**What you need to do:**
Reproduce all entries precisely as they are written.
───
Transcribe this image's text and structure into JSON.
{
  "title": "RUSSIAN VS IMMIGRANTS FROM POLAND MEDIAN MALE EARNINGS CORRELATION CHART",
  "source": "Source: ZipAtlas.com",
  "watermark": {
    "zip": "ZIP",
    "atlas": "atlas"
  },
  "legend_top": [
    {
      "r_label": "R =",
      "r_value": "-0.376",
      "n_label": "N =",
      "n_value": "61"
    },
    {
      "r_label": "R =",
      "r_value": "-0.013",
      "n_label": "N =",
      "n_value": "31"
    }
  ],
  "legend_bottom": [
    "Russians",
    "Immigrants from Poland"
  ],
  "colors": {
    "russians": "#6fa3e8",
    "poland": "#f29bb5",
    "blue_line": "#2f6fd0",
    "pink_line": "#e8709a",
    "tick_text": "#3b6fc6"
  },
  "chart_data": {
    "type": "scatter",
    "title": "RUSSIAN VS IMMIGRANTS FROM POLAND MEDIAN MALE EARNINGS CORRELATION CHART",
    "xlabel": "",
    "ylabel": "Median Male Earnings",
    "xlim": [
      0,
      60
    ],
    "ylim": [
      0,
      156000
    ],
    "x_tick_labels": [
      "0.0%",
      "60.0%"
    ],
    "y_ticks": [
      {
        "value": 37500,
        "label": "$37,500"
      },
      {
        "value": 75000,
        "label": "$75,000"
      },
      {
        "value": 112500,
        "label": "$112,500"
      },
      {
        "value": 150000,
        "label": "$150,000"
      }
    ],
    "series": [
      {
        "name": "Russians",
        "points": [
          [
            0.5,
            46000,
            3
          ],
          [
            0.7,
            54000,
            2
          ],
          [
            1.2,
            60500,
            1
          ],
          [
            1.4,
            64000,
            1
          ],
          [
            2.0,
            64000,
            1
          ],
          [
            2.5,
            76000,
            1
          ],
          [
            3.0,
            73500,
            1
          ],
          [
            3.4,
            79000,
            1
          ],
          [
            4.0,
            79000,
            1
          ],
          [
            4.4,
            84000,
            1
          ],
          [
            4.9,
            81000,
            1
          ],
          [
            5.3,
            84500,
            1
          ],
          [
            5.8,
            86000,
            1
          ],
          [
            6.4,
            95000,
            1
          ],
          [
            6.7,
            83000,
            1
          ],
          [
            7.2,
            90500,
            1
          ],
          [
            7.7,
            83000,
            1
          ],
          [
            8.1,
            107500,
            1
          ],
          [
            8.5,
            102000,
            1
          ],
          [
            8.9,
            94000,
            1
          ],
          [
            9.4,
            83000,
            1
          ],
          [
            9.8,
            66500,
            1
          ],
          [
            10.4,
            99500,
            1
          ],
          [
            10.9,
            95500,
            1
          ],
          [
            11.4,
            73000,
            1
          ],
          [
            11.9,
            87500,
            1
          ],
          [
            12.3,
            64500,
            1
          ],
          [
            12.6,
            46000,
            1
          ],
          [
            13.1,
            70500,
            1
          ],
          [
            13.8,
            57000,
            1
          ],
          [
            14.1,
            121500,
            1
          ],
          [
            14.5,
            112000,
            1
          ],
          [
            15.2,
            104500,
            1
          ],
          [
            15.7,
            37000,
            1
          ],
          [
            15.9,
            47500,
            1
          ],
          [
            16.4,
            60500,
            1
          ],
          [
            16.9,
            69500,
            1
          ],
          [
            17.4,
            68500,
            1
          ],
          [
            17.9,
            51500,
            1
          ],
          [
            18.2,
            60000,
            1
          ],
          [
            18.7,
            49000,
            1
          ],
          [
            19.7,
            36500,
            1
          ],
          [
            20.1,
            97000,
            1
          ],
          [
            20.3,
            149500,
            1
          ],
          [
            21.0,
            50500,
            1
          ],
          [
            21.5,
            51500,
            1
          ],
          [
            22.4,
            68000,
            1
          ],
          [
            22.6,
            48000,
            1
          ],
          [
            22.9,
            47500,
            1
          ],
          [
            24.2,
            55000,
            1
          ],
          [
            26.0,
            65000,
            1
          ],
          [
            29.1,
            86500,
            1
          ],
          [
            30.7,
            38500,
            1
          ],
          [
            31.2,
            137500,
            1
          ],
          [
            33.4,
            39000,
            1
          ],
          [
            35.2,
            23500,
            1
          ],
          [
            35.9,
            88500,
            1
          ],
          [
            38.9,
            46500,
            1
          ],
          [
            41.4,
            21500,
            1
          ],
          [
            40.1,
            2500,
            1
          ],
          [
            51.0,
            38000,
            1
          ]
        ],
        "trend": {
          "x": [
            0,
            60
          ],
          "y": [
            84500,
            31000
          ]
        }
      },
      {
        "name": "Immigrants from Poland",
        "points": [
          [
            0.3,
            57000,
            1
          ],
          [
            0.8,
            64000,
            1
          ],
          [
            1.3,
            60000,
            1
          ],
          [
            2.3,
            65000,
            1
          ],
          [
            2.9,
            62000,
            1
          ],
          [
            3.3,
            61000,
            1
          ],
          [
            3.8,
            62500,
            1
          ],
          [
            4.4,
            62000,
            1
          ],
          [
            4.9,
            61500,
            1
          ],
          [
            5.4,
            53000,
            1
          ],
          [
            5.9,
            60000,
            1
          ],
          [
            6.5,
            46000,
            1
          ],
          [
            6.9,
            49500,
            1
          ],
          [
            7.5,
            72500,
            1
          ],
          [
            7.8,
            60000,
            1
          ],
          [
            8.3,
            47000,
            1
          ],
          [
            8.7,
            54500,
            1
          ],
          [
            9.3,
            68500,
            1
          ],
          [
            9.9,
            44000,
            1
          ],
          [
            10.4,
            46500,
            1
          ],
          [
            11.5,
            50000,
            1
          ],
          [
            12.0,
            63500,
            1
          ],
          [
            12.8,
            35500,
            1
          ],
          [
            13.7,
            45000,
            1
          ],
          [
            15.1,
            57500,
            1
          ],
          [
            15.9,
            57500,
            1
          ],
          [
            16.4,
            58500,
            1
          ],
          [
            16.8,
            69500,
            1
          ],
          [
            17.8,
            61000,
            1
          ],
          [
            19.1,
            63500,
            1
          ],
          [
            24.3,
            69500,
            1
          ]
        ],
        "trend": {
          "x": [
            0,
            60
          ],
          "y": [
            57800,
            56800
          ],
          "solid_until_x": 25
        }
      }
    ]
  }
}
───
**Problem solution:**
Transcribe this image's text and structure into JSON.
{
  "title": "RUSSIAN VS IMMIGRANTS FROM POLAND MEDIAN MALE EARNINGS CORRELATION CHART",
  "source": "Source: ZipAtlas.com",
  "watermark": {
    "zip": "ZIP",
    "atlas": "atlas"
  },
  "legend_top": [
    {
      "r_label": "R =",
      "r_value": "-0.376",
      "n_label": "N =",
      "n_value": "61"
    },
    {
      "r_label": "R =",
      "r_value": "-0.013",
      "n_label": "N =",
      "n_value": "31"
    }
  ],
  "legend_bottom": [
    "Russians",
    "Immigrants from Poland"
  ],
  "colors": {
    "russians": "#6fa3e8",
    "poland": "#f29bb5",
    "blue_line": "#2f6fd0",
    "pink_line": "#e8709a",
    "tick_text": "#3b6fc6"
  },
  "chart_data": {
    "type": "scatter",
    "title": "RUSSIAN VS IMMIGRANTS FROM POLAND MEDIAN MALE EARNINGS CORRELATION CHART",
    "xlabel": "",
    "ylabel": "Median Male Earnings",
    "xlim": [
      0,
      60
    ],
    "ylim": [
      0,
      156000
    ],
    "x_tick_labels": [
      "0.0%",
      "60.0%"
    ],
    "y_ticks": [
      {
        "value": 37500,
        "label": "$37,500"
      },
      {
        "value": 75000,
        "label": "$75,000"
      },
      {
        "value": 112500,
        "label": "$112,500"
      },
      {
        "value": 150000,
        "label": "$150,000"
      }
    ],
    "series": [
      {
        "name": "Russians",
        "points": [
          [
            0.5,
            46000,
            3
          ],
          [
            0.7,
            54000,
            2
          ],
          [
            1.2,
            60500,
            1
          ],
          [
            1.4,
            64000,
            1
          ],
          [
            2.0,
            64000,
            1
          ],
          [
            2.5,
            76000,
            1
          ],
          [
            3.0,
            73500,
            1
          ],
          [
            3.4,
            79000,
            1
          ],
          [
            4.0,
            79000,
            1
          ],
          [
            4.4,
            84000,
            1
          ],
          [
            4.9,
            81000,
            1
          ],
          [
            5.3,
            84500,
            1
          ],
          [
            5.8,
            86000,
            1
          ],
          [
            6.4,
            95000,
            1
          ],
          [
            6.7,
            83000,
            1
          ],
          [
            7.2,
            90500,
            1
          ],
          [
            7.7,
            83000,
            1
          ],
          [
            8.1,
            107500,
            1
          ],
          [
            8.5,
            102000,
            1
          ],
          [
            8.9,
            94000,
            1
          ],
          [
            9.4,
            83000,
            1
          ],
          [
            9.8,
            66500,
            1
          ],
          [
            10.4,
            99500,
            1
          ],
          [
            10.9,
            95500,
            1
          ],
          [
            11.4,
            73000,
            1
          ],
          [
            11.9,
            87500,
            1
          ],
          [
            12.3,
            64500,
            1
          ],
          [
            12.6,
            46000,
            1
          ],
          [
            13.1,
            70500,
            1
          ],
          [
            13.8,
            57000,
            1
          ],
          [
            14.1,
            121500,
            1
          ],
          [
            14.5,
            112000,
            1
          ],
          [
            15.2,
            104500,
            1
          ],
          [
            15.7,
            37000,
            1
          ],
          [
            15.9,
            47500,
            1
          ],
          [
            16.4,
            60500,
            1
          ],
          [
            16.9,
            69500,
            1
          ],
          [
            17.4,
            68500,
            1
          ],
          [
            17.9,
            51500,
            1
          ],
          [
            18.2,
            60000,
            1
          ],
          [
            18.7,
            49000,
            1
          ],
          [
            19.7,
            36500,
            1
          ],
          [
            20.1,
            97000,
            1
          ],
          [
            20.3,
            149500,
            1
          ],
          [
            21.0,
            50500,
            1
          ],
          [
            21.5,
            51500,
            1
          ],
          [
            22.4,
            68000,
            1
          ],
          [
            22.6,
            48000,
            1
          ],
          [
            22.9,
            47500,
            1
          ],
          [
            24.2,
            55000,
            1
          ],
          [
            26.0,
            65000,
            1
          ],
          [
            29.1,
            86500,
            1
          ],
          [
            30.7,
            38500,
            1
          ],
          [
            31.2,
            137500,
            1
          ],
          [
            33.4,
            39000,
            1
          ],
          [
            35.2,
            23500,
            1
          ],
          [
            35.9,
            88500,
            1
          ],
          [
            38.9,
            46500,
            1
          ],
          [
            41.4,
            21500,
            1
          ],
          [
            40.1,
            2500,
            1
          ],
          [
            51.0,
            38000,
            1
          ]
        ],
        "trend": {
          "x": [
            0,
            60
          ],
          "y": [
            84500,
            31000
          ]
        }
      },
      {
        "name": "Immigrants from Poland",
        "points": [
          [
            0.3,
            57000,
            1
          ],
          [
            0.8,
            64000,
            1
          ],
          [
            1.3,
            60000,
            1
          ],
          [
            2.3,
            65000,
            1
          ],
          [
            2.9,
            62000,
            1
          ],
          [
            3.3,
            61000,
            1
          ],
          [
            3.8,
            62500,
            1
          ],
          [
            4.4,
            62000,
            1
          ],
          [
            4.9,
            61500,
            1
          ],
          [
            5.4,
            53000,
            1
          ],
          [
            5.9,
            60000,
            1
          ],
          [
            6.5,
            46000,
            1
          ],
          [
            6.9,
            49500,
            1
          ],
          [
            7.5,
            72500,
            1
          ],
          [
            7.8,
            60000,
            1
          ],
          [
            8.3,
            47000,
            1
          ],
          [
            8.7,
            54500,
            1
          ],
          [
            9.3,
            68500,
            1
          ],
          [
            9.9,
            44000,
            1
          ],
          [
            10.4,
            46500,
            1
          ],
          [
            11.5,
            50000,
            1
          ],
          [
            12.0,
            63500,
            1
          ],
          [
            12.8,
            35500,
            1
          ],
          [
            13.7,
            45000,
            1
          ],
          [
            15.1,
            57500,
            1
          ],
          [
            15.9,
            57500,
            1
          ],
          [
            16.4,
            58500,
            1
          ],
          [
            16.8,
            69500,
            1
          ],
          [
            17.8,
            61000,
            1
          ],
          [
            19.1,
            63500,
            1
          ],
          [
            24.3,
            69500,
            1
          ]
        ],
        "trend": {
          "x": [
            0,
            60
          ],
          "y": [
            57800,
            56800
          ],
          "solid_until_x": 25
        }
      }
    ]
  }
}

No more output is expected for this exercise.